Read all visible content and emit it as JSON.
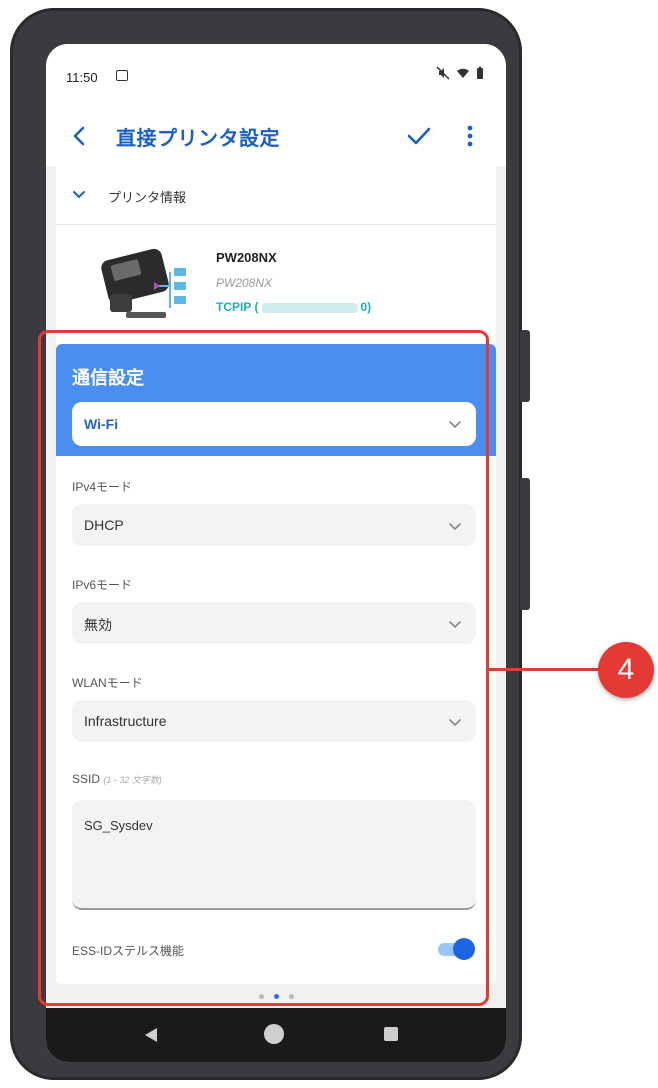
{
  "status_bar": {
    "time": "11:50"
  },
  "toolbar": {
    "title": "直接プリンタ設定"
  },
  "printer_info": {
    "section_label": "プリンタ情報",
    "name": "PW208NX",
    "model": "PW208NX",
    "connection_prefix": "TCPIP (",
    "connection_suffix": "0)"
  },
  "comm_settings": {
    "title": "通信設定",
    "interface_value": "Wi-Fi",
    "ipv4_label": "IPv4モード",
    "ipv4_value": "DHCP",
    "ipv6_label": "IPv6モード",
    "ipv6_value": "無効",
    "wlan_label": "WLANモード",
    "wlan_value": "Infrastructure",
    "ssid_label": "SSID",
    "ssid_hint": "(1 - 32 文字数)",
    "ssid_value": "SG_Sysdev",
    "stealth_label": "ESS-IDステルス機能",
    "stealth_enabled": true
  },
  "pager": {
    "active_page": 2,
    "total_pages": 3
  },
  "annotation": {
    "badge": "4"
  },
  "colors": {
    "accent": "#4a8ef0",
    "title_blue": "#1a5fc5",
    "annotation_red": "#e53935",
    "connection_teal": "#1ab2b8"
  }
}
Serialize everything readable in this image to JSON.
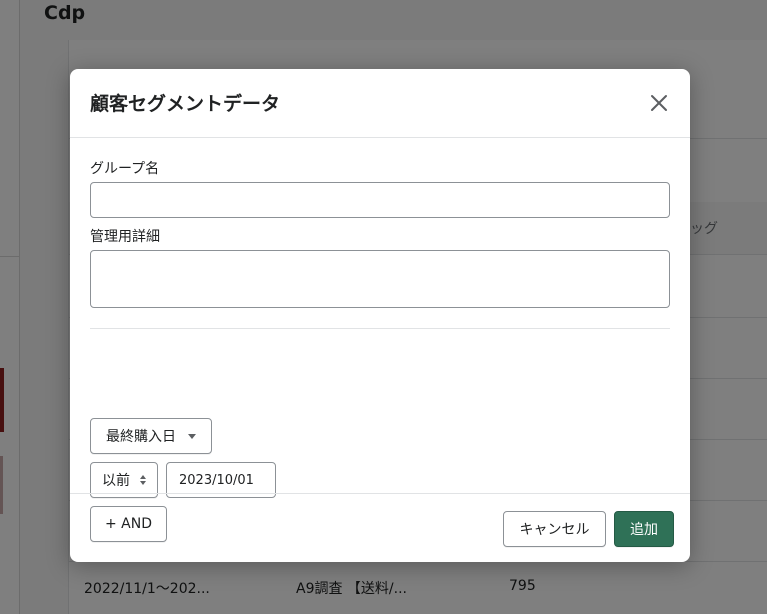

*What you need to do:*
Excluding the pictures, reproduce every entry exactly as given.

*Written response:*
Read all visible content and emit it as JSON.
{
  "status_bar": {
    "time": "11:50"
  },
  "toolbar": {
    "title": "直接プリンタ設定"
  },
  "printer_info": {
    "section_label": "プリンタ情報",
    "name": "PW208NX",
    "model": "PW208NX",
    "connection_prefix": "TCPIP (",
    "connection_suffix": "0)"
  },
  "comm_settings": {
    "title": "通信設定",
    "interface_value": "Wi-Fi",
    "ipv4_label": "IPv4モード",
    "ipv4_value": "DHCP",
    "ipv6_label": "IPv6モード",
    "ipv6_value": "無効",
    "wlan_label": "WLANモード",
    "wlan_value": "Infrastructure",
    "ssid_label": "SSID",
    "ssid_hint": "(1 - 32 文字数)",
    "ssid_value": "SG_Sysdev",
    "stealth_label": "ESS-IDステルス機能",
    "stealth_enabled": true
  },
  "pager": {
    "active_page": 2,
    "total_pages": 3
  },
  "annotation": {
    "badge": "4"
  },
  "colors": {
    "accent": "#4a8ef0",
    "title_blue": "#1a5fc5",
    "annotation_red": "#e53935",
    "connection_teal": "#1ab2b8"
  }
}
Serialize everything readable in this image to JSON.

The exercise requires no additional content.